Task statement
Using the material that follows, identify and copy each line with the string "会议期间".

Data to use
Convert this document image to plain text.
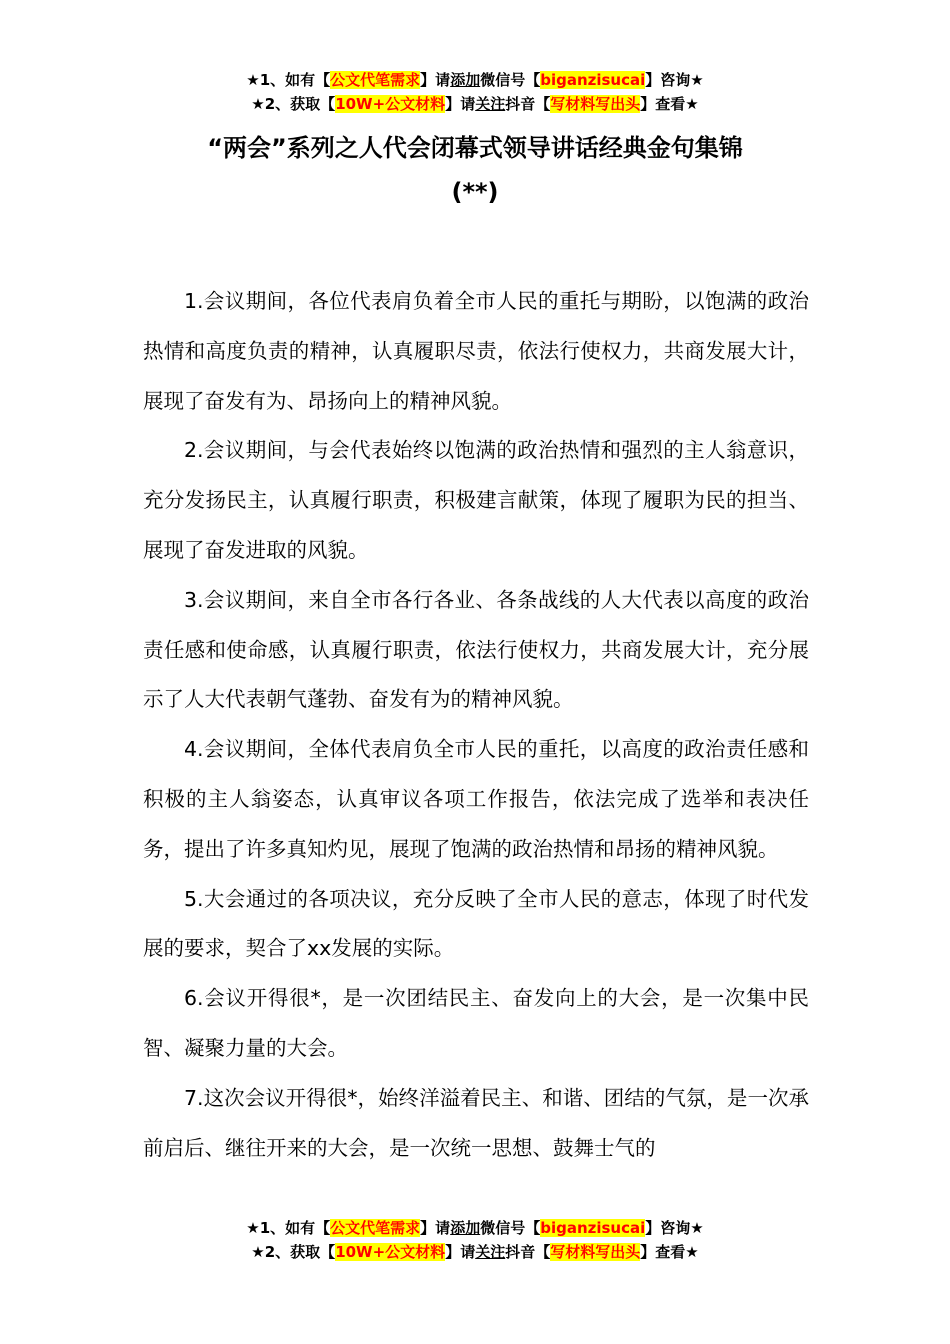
★1、如有【公文代笔需求】请添加微信号【biganzisucai】咨询★
★2、获取【10W+公文材料】请关注抖音【写材料写出头】查看★
“两会”系列之人代会闭幕式领导讲话经典金句集锦
(**)

1.会议期间，各位代表肩负着全市人民的重托与期盼，以饱满的政治热情和高度负责的精神，认真履职尽责，依法行使权力，共商发展大计，展现了奋发有为、昂扬向上的精神风貌。

2.会议期间，与会代表始终以饱满的政治热情和强烈的主人翁意识，充分发扬民主，认真履行职责，积极建言献策，体现了履职为民的担当、展现了奋发进取的风貌。

3.会议期间，来自全市各行各业、各条战线的人大代表以高度的政治责任感和使命感，认真履行职责，依法行使权力，共商发展大计，充分展示了人大代表朝气蓬勃、奋发有为的精神风貌。

4.会议期间，全体代表肩负全市人民的重托，以高度的政治责任感和积极的主人翁姿态，认真审议各项工作报告，依法完成了选举和表决任务，提出了许多真知灼见，展现了饱满的政治热情和昂扬的精神风貌。

5.大会通过的各项决议，充分反映了全市人民的意志，体现了时代发展的要求，契合了xx发展的实际。

6.会议开得很*，是一次团结民主、奋发向上的大会，是一次集中民智、凝聚力量的大会。

7.这次会议开得很*，始终洋溢着民主、和谐、团结的气氛，是一次承前启后、继往开来的大会，是一次统一思想、鼓舞士气的

★1、如有【公文代笔需求】请添加微信号【biganzisucai】咨询★
★2、获取【10W+公文材料】请关注抖音【写材料写出头】查看★
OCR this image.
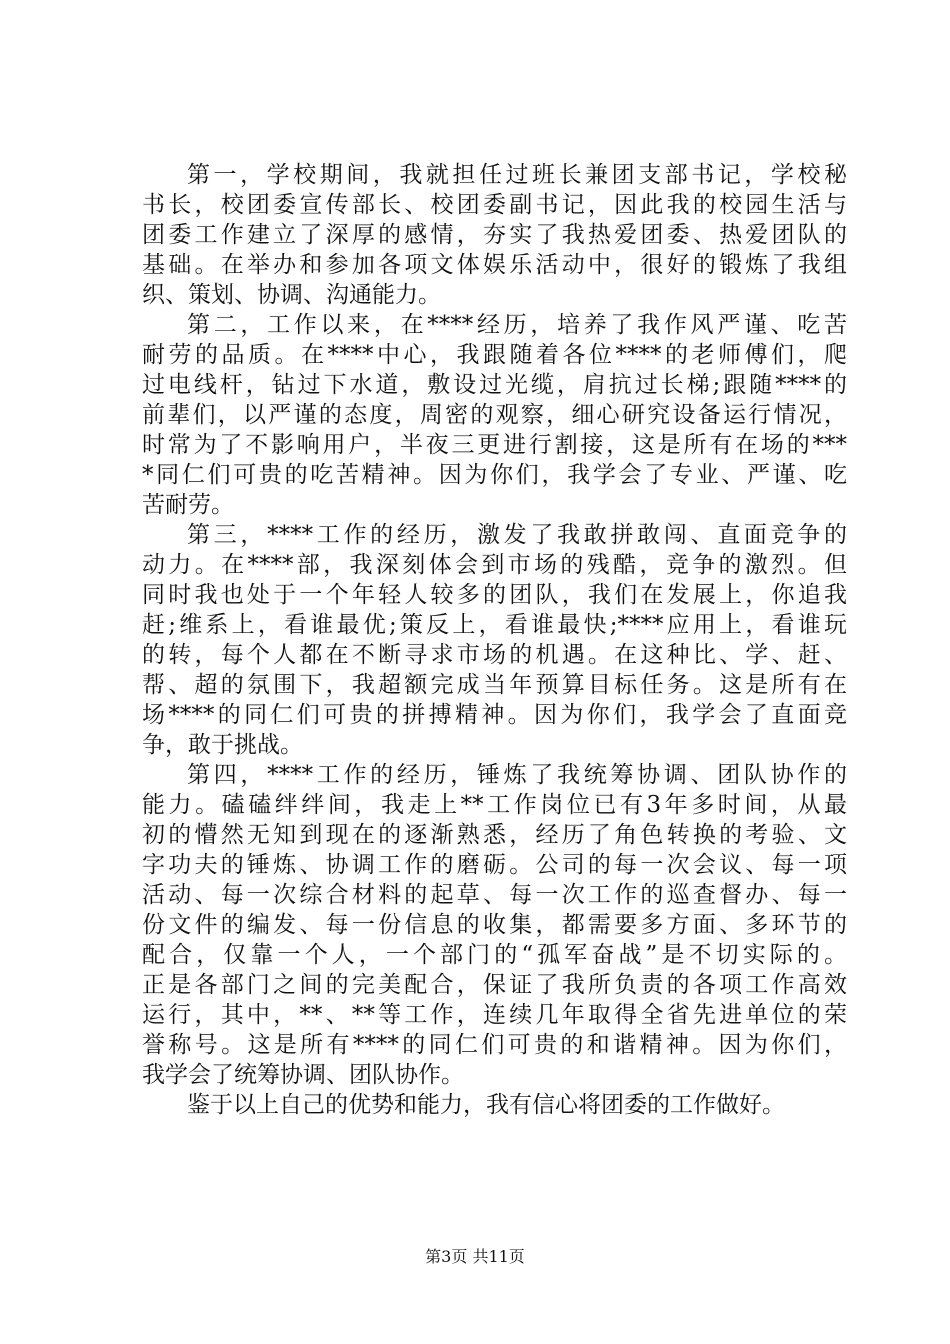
第一，学校期间，我就担任过班长兼团支部书记，学校秘
书长，校团委宣传部长、校团委副书记，因此我的校园生活与
团委工作建立了深厚的感情，夯实了我热爱团委、热爱团队的
基础。在举办和参加各项文体娱乐活动中，很好的锻炼了我组
织、策划、协调、沟通能力。
第二，工作以来，在****经历，培养了我作风严谨、吃苦
耐劳的品质。在****中心，我跟随着各位****的老师傅们，爬
过电线杆，钻过下水道，敷设过光缆，肩抗过长梯;跟随****的
前辈们，以严谨的态度，周密的观察，细心研究设备运行情况，
时常为了不影响用户，半夜三更进行割接，这是所有在场的***
*同仁们可贵的吃苦精神。因为你们，我学会了专业、严谨、吃
苦耐劳。
第三，****工作的经历，激发了我敢拼敢闯、直面竞争的
动力。在****部，我深刻体会到市场的残酷，竞争的激烈。但
同时我也处于一个年轻人较多的团队，我们在发展上，你追我
赶;维系上，看谁最优;策反上，看谁最快;****应用上，看谁玩
的转，每个人都在不断寻求市场的机遇。在这种比、学、赶、
帮、超的氛围下，我超额完成当年预算目标任务。这是所有在
场****的同仁们可贵的拼搏精神。因为你们，我学会了直面竞
争，敢于挑战。
第四，****工作的经历，锤炼了我统筹协调、团队协作的
能力。磕磕绊绊间，我走上**工作岗位已有3年多时间，从最
初的懵然无知到现在的逐渐熟悉，经历了角色转换的考验、文
字功夫的锤炼、协调工作的磨砺。公司的每一次会议、每一项
活动、每一次综合材料的起草、每一次工作的巡查督办、每一
份文件的编发、每一份信息的收集，都需要多方面、多环节的
配合，仅靠一个人，一个部门的“孤军奋战”是不切实际的。
正是各部门之间的完美配合，保证了我所负责的各项工作高效
运行，其中，**、**等工作，连续几年取得全省先进单位的荣
誉称号。这是所有****的同仁们可贵的和谐精神。因为你们，
我学会了统筹协调、团队协作。
鉴于以上自己的优势和能力，我有信心将团委的工作做好。
第3页 共11页
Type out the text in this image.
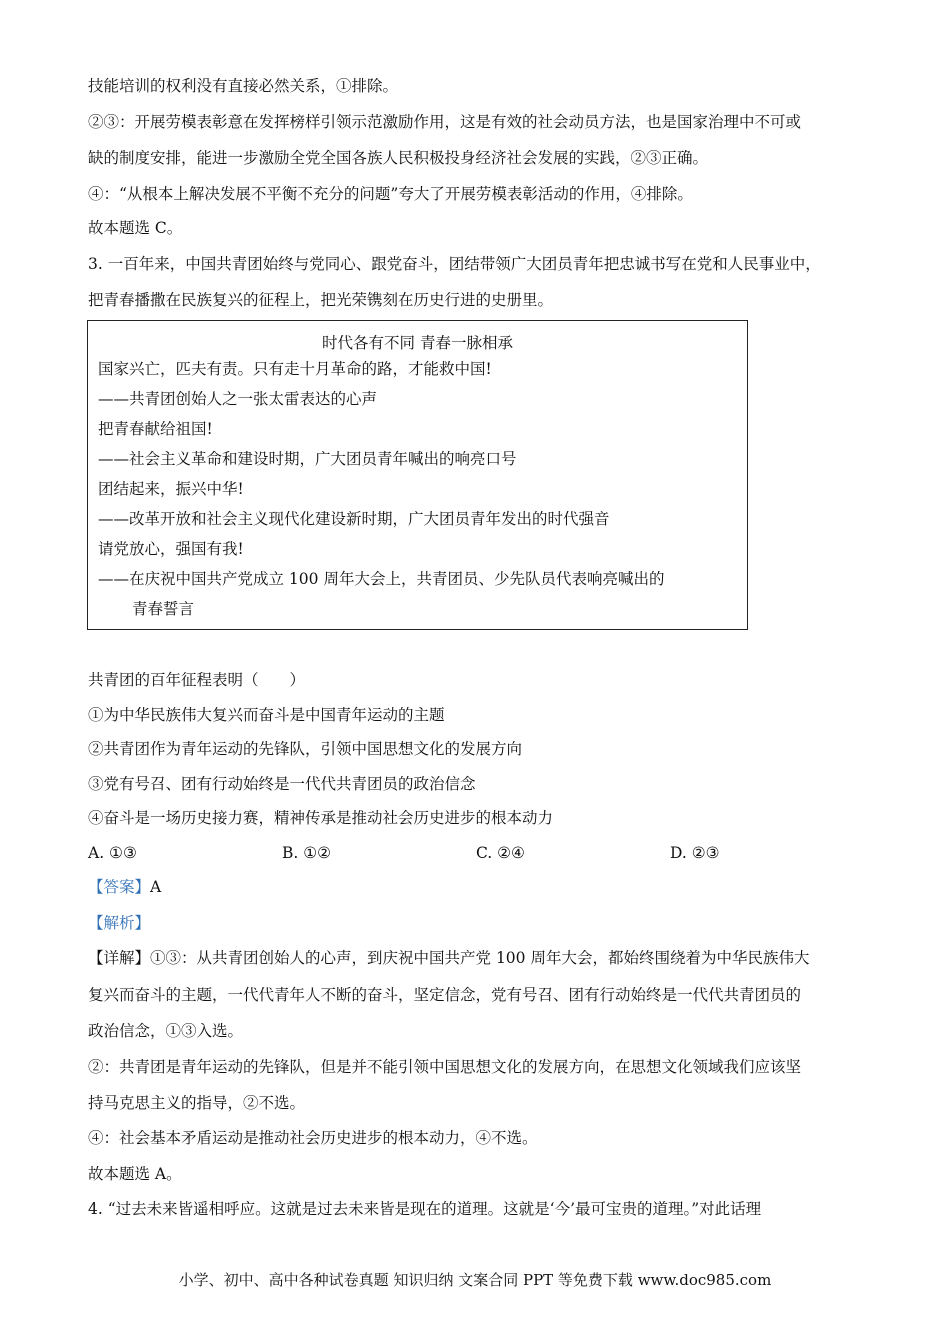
技能培训的权利没有直接必然关系，①排除。
②③：开展劳模表彰意在发挥榜样引领示范激励作用，这是有效的社会动员方法，也是国家治理中不可或
缺的制度安排，能进一步激励全党全国各族人民积极投身经济社会发展的实践，②③正确。
④：“从根本上解决发展不平衡不充分的问题”夸大了开展劳模表彰活动的作用，④排除。
故本题选 C。
3. 一百年来，中国共青团始终与党同心、跟党奋斗，团结带领广大团员青年把忠诚书写在党和人民事业中，
把青春播撒在民族复兴的征程上，把光荣镌刻在历史行进的史册里。
时代各有不同 青春一脉相承
国家兴亡，匹夫有责。只有走十月革命的路，才能救中国!
——共青团创始人之一张太雷表达的心声
把青春献给祖国!
——社会主义革命和建设时期，广大团员青年喊出的响亮口号
团结起来，振兴中华!
——改革开放和社会主义现代化建设新时期，广大团员青年发出的时代强音
请党放心，强国有我!
——在庆祝中国共产党成立 100 周年大会上，共青团员、少先队员代表响亮喊出的
青春誓言
共青团的百年征程表明（　　）
①为中华民族伟大复兴而奋斗是中国青年运动的主题
②共青团作为青年运动的先锋队，引领中国思想文化的发展方向
③党有号召、团有行动始终是一代代共青团员的政治信念
④奋斗是一场历史接力赛，精神传承是推动社会历史进步的根本动力
A. ①③	B. ①②	C. ②④	D. ②③
【答案】A
【解析】
【详解】①③：从共青团创始人的心声，到庆祝中国共产党 100 周年大会，都始终围绕着为中华民族伟大
复兴而奋斗的主题，一代代青年人不断的奋斗，坚定信念，党有号召、团有行动始终是一代代共青团员的
政治信念，①③入选。
②：共青团是青年运动的先锋队，但是并不能引领中国思想文化的发展方向，在思想文化领域我们应该坚
持马克思主义的指导，②不选。
④：社会基本矛盾运动是推动社会历史进步的根本动力，④不选。
故本题选 A。
4. “过去未来皆遥相呼应。这就是过去未来皆是现在的道理。这就是‘今’最可宝贵的道理。”对此话理
小学、初中、高中各种试卷真题 知识归纳 文案合同 PPT 等免费下载 www.doc985.com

Solution
1.会议期间，各位代表肩负着全市人民的重托与期盼，以饱满的政治热情和高度负责的精神，认真履职尽责，依法行使权力，共商发展大计，展现了奋发有为、昂扬向上的精神风貌。
2.会议期间，与会代表始终以饱满的政治热情和强烈的主人翁意识，充分发扬民主，认真履行职责，积极建言献策，体现了履职为民的担当、展现了奋发进取的风貌。
3.会议期间，来自全市各行各业、各条战线的人大代表以高度的政治责任感和使命感，认真履行职责，依法行使权力，共商发展大计，充分展示了人大代表朝气蓬勃、奋发有为的精神风貌。
4.会议期间，全体代表肩负全市人民的重托，以高度的政治责任感和积极的主人翁姿态，认真审议各项工作报告，依法完成了选举和表决任务，提出了许多真知灼见，展现了饱满的政治热情和昂扬的精神风貌。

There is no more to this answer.